--- WHAT IS REQUIRED ---
Please repeat the material from the line with "svg-text:Singh-Ray: Singh-Ray bbox=[683, 83, 748, 100]" to the line with "Extract all elements", swapping "Breakthrough Filters" for "Breakthrough Photography" and leaving everything else unchanged.

--- SUPPLIED RECORDS ---
_ _ _ _ _ _ _
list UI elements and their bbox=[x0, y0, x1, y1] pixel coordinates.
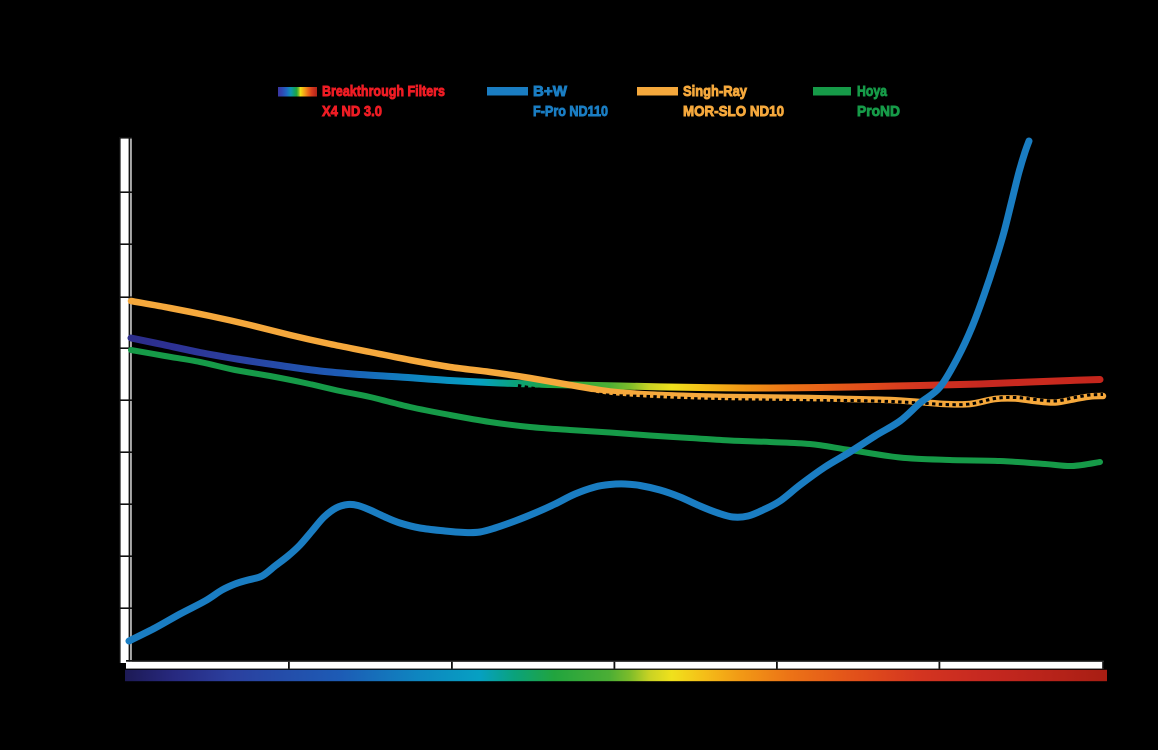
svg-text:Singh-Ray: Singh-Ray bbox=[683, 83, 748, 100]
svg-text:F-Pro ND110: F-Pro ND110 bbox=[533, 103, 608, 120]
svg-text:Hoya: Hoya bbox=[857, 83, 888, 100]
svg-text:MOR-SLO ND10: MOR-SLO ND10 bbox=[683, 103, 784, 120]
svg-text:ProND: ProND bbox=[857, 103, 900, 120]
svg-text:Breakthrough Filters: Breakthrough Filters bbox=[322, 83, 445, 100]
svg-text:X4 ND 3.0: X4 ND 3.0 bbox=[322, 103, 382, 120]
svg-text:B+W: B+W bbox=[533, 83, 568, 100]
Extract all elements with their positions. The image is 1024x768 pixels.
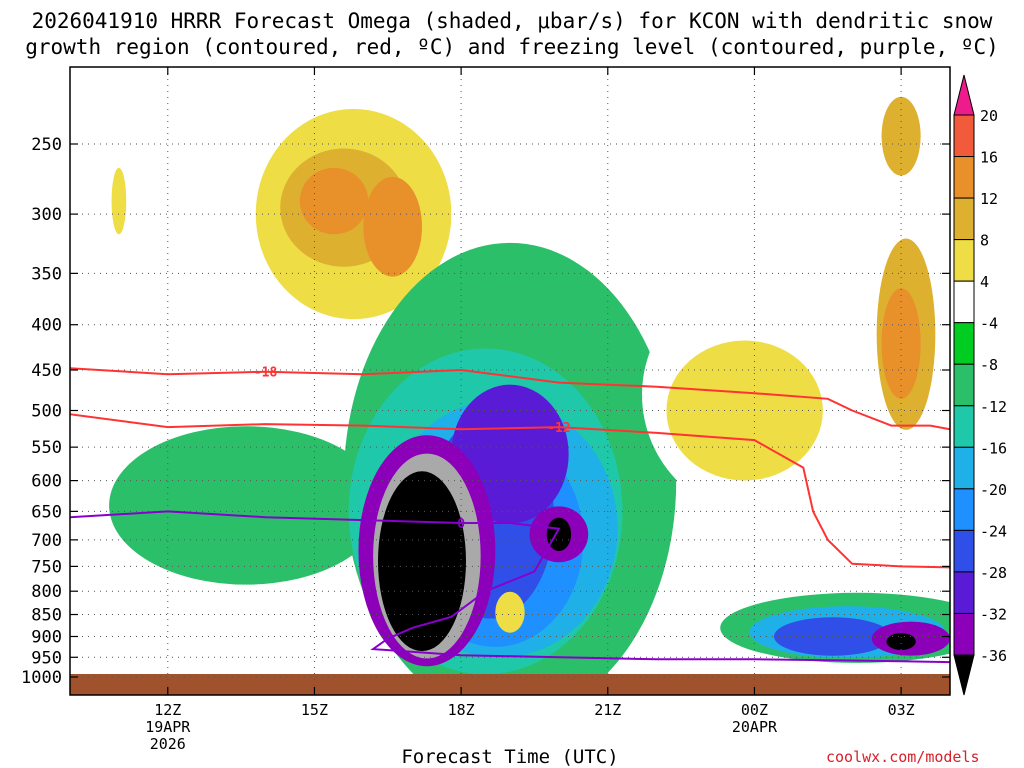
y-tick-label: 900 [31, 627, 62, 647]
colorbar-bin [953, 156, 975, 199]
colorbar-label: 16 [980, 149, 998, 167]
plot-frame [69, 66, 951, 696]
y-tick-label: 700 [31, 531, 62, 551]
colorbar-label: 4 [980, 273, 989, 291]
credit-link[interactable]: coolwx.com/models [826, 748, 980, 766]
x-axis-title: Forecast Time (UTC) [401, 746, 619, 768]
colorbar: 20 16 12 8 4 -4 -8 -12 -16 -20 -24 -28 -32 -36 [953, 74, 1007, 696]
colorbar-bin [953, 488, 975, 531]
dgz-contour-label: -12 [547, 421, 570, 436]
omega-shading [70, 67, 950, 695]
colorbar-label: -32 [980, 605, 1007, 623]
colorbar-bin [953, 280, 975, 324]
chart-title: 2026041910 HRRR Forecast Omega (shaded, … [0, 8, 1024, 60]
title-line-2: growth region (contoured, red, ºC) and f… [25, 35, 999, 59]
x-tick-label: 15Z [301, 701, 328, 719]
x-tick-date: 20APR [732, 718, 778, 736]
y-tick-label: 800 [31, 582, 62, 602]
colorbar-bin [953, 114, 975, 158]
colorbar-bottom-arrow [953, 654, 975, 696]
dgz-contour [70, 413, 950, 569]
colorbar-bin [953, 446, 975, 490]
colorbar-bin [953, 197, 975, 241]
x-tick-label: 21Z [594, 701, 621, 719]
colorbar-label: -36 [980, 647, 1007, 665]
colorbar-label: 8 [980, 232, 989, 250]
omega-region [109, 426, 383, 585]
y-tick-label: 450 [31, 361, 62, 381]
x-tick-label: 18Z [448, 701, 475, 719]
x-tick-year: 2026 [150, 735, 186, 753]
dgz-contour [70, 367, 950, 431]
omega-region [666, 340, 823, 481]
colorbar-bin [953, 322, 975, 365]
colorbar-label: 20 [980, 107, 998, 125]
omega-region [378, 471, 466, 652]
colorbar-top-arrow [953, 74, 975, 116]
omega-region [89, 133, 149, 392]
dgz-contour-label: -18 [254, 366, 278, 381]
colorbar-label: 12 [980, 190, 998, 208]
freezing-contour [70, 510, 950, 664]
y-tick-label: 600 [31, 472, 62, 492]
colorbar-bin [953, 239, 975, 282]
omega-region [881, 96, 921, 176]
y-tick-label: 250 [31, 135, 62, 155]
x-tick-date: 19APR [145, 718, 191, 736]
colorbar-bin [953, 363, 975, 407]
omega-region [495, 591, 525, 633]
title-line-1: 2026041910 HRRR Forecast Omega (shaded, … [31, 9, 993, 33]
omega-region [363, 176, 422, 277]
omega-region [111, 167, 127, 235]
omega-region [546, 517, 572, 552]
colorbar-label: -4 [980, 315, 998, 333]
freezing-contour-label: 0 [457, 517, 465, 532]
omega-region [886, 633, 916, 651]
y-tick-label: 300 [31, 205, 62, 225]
_ _ _ _ _ _ _
--- FULL SOLUTION ---
svg-text:Singh-Ray: Singh-Ray bbox=[683, 83, 748, 100]
svg-text:F-Pro ND110: F-Pro ND110 bbox=[533, 103, 608, 120]
svg-text:Hoya: Hoya bbox=[857, 83, 888, 100]
svg-text:MOR-SLO ND10: MOR-SLO ND10 bbox=[683, 103, 784, 120]
svg-text:ProND: ProND bbox=[857, 103, 900, 120]
svg-text:Breakthrough Photography: Breakthrough Photography bbox=[322, 83, 445, 100]
svg-text:X4 ND 3.0: X4 ND 3.0 bbox=[322, 103, 382, 120]
svg-text:B+W: B+W bbox=[533, 83, 568, 100]
Extract all elements with their positions. The image is 1024x768 pixels.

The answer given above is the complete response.